━━━ EXTRACTED MATERIAL
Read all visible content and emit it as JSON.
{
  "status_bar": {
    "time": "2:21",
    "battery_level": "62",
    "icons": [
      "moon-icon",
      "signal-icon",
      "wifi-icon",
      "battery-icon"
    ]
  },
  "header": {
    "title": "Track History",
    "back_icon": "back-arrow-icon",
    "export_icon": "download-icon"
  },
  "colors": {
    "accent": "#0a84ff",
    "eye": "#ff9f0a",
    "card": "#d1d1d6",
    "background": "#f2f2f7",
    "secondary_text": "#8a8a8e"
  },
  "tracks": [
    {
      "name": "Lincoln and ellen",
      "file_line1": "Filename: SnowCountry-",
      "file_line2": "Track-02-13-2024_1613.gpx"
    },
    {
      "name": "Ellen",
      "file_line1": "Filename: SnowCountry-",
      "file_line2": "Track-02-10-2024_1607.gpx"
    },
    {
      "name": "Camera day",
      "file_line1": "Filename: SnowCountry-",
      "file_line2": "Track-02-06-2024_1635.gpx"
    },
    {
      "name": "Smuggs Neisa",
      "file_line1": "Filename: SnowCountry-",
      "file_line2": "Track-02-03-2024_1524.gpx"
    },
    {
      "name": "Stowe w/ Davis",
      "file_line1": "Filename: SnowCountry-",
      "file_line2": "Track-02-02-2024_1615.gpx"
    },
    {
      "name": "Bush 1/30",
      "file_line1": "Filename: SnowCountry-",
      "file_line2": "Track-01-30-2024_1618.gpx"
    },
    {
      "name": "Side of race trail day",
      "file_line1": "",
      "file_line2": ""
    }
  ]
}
━━━━━━
# [GOAL OF THE EXERCISE]
Take the listing above and set it down exactly.

# [EXPECTED OUTPUT]
Read all visible content and emit it as JSON.
{
  "status_bar": {
    "time": "2:21",
    "battery_level": "62",
    "icons": [
      "moon-icon",
      "signal-icon",
      "wifi-icon",
      "battery-icon"
    ]
  },
  "header": {
    "title": "Track History",
    "back_icon": "back-arrow-icon",
    "export_icon": "download-icon"
  },
  "colors": {
    "accent": "#0a84ff",
    "eye": "#ff9f0a",
    "card": "#d1d1d6",
    "background": "#f2f2f7",
    "secondary_text": "#8a8a8e"
  },
  "tracks": [
    {
      "name": "Lincoln and ellen",
      "file_line1": "Filename: SnowCountry-",
      "file_line2": "Track-02-13-2024_1613.gpx"
    },
    {
      "name": "Ellen",
      "file_line1": "Filename: SnowCountry-",
      "file_line2": "Track-02-10-2024_1607.gpx"
    },
    {
      "name": "Camera day",
      "file_line1": "Filename: SnowCountry-",
      "file_line2": "Track-02-06-2024_1635.gpx"
    },
    {
      "name": "Smuggs Neisa",
      "file_line1": "Filename: SnowCountry-",
      "file_line2": "Track-02-03-2024_1524.gpx"
    },
    {
      "name": "Stowe w/ Davis",
      "file_line1": "Filename: SnowCountry-",
      "file_line2": "Track-02-02-2024_1615.gpx"
    },
    {
      "name": "Bush 1/30",
      "file_line1": "Filename: SnowCountry-",
      "file_line2": "Track-01-30-2024_1618.gpx"
    },
    {
      "name": "Side of race trail day",
      "file_line1": "",
      "file_line2": ""
    }
  ]
}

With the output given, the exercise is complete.